• _Problem details_: Go through the listing and copy each line with the string "name".

• _Dataset content_:
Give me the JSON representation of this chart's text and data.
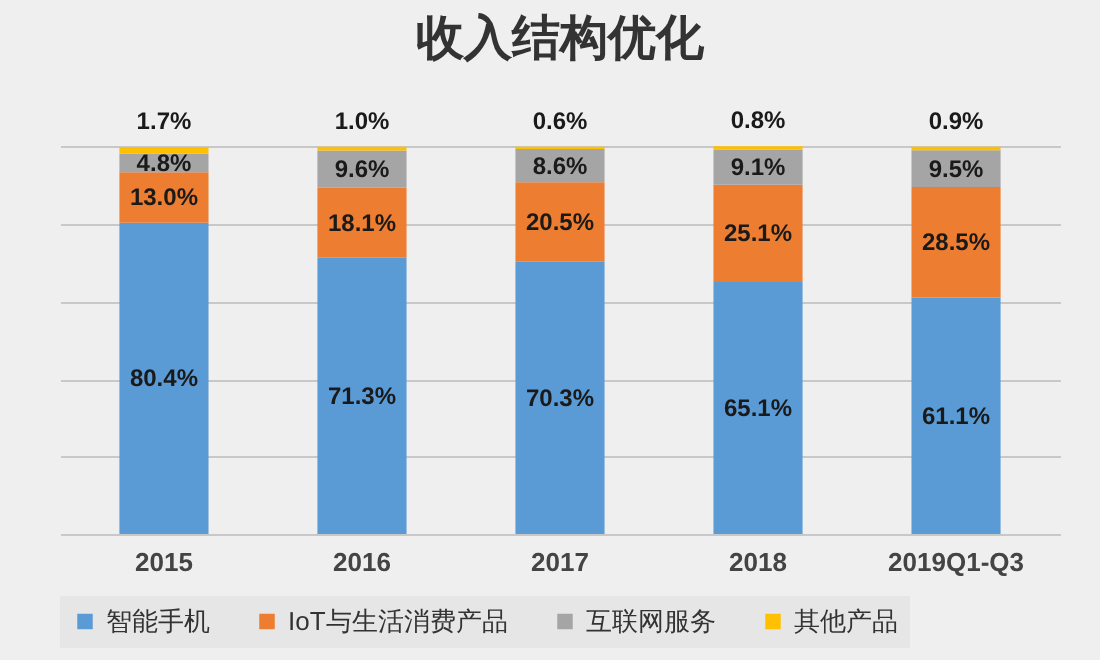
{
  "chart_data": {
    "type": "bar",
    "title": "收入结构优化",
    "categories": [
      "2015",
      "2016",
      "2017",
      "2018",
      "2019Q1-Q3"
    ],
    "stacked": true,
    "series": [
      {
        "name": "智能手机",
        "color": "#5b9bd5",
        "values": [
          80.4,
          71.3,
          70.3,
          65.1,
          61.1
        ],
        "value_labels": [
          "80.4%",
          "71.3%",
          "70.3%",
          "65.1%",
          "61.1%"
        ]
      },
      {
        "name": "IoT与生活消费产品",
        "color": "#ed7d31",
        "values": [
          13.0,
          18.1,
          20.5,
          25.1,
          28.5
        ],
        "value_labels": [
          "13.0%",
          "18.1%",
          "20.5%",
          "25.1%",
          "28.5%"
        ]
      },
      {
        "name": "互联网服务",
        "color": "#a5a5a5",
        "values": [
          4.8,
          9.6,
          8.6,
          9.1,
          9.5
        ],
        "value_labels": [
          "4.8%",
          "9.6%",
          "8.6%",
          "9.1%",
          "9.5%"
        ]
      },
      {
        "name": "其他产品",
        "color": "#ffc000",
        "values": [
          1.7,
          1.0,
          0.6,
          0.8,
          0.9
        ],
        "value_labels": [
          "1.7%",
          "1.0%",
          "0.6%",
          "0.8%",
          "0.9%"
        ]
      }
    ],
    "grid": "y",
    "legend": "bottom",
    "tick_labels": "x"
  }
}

...

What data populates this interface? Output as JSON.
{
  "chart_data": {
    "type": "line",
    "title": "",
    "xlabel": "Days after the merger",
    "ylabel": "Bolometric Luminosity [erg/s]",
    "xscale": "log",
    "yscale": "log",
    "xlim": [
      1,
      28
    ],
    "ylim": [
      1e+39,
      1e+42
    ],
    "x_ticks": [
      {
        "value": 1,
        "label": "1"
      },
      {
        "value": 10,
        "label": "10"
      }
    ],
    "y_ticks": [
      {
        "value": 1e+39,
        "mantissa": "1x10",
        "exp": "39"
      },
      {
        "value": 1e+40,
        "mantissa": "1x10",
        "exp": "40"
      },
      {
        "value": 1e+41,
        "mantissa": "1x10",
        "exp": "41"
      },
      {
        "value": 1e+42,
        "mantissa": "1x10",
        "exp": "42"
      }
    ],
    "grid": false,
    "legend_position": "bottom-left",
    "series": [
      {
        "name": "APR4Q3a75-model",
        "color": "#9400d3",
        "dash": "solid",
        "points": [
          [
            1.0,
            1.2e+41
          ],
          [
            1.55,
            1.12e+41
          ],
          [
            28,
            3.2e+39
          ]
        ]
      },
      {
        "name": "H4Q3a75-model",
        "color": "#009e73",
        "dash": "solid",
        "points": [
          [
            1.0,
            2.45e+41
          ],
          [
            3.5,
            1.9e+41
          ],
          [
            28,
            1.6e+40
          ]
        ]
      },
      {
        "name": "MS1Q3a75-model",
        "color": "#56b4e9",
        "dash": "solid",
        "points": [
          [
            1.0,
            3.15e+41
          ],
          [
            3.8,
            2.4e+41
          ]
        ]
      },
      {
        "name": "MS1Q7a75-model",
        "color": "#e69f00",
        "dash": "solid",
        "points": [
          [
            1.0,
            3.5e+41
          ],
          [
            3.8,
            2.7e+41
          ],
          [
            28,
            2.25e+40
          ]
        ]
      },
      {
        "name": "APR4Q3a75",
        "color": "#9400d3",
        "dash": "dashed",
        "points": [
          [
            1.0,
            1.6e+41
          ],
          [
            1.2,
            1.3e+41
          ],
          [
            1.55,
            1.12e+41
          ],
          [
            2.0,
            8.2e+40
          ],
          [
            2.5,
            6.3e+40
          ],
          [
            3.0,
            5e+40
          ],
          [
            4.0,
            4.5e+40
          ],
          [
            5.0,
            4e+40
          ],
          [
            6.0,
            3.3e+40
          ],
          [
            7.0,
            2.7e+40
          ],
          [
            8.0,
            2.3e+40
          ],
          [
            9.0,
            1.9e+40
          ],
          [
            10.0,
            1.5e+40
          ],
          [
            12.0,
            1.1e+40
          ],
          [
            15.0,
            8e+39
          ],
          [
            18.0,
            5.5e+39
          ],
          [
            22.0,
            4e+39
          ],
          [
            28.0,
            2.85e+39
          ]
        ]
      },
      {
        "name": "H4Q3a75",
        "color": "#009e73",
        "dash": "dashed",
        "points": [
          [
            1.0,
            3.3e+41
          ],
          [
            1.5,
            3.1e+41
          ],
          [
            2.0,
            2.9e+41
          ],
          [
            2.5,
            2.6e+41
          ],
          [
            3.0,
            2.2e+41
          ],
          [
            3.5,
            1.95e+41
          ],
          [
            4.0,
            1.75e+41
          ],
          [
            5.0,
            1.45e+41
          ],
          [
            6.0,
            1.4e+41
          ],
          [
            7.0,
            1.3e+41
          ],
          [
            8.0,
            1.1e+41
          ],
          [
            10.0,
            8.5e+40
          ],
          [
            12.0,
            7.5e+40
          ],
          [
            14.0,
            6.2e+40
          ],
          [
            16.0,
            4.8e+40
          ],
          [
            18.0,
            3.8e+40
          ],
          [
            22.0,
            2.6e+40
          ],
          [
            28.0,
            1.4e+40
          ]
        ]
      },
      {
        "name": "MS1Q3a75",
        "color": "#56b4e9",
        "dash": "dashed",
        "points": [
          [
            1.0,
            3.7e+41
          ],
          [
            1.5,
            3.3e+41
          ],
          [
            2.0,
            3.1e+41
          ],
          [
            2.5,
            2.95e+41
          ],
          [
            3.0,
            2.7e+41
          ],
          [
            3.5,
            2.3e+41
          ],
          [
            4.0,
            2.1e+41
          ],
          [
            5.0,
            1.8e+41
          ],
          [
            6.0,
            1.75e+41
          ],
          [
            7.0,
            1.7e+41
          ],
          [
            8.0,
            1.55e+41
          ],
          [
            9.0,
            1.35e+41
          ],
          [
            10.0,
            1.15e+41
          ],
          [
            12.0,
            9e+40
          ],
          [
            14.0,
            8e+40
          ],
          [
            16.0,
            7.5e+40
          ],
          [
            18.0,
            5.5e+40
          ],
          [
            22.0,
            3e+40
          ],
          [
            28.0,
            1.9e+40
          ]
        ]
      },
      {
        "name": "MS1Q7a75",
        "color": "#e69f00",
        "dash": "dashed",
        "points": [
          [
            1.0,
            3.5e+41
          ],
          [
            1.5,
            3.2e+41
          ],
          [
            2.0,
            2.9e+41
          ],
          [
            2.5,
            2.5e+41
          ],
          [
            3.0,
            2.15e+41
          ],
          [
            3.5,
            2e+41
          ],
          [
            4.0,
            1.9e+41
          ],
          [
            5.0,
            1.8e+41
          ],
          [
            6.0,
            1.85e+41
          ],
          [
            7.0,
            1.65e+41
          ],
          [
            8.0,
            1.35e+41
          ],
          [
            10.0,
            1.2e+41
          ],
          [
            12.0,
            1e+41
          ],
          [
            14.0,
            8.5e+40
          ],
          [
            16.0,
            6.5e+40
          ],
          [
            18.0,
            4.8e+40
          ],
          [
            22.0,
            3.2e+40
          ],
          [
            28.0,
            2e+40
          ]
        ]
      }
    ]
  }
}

• _Task solution_:
        "name": "智能手机",
        "name": "IoT与生活消费产品",
        "name": "互联网服务",
        "name": "其他产品",
        "name": "APR4Q3a75-model",
        "name": "H4Q3a75-model",
        "name": "MS1Q3a75-model",
        "name": "MS1Q7a75-model",
        "name": "APR4Q3a75",
        "name": "H4Q3a75",
        "name": "MS1Q3a75",
        "name": "MS1Q7a75",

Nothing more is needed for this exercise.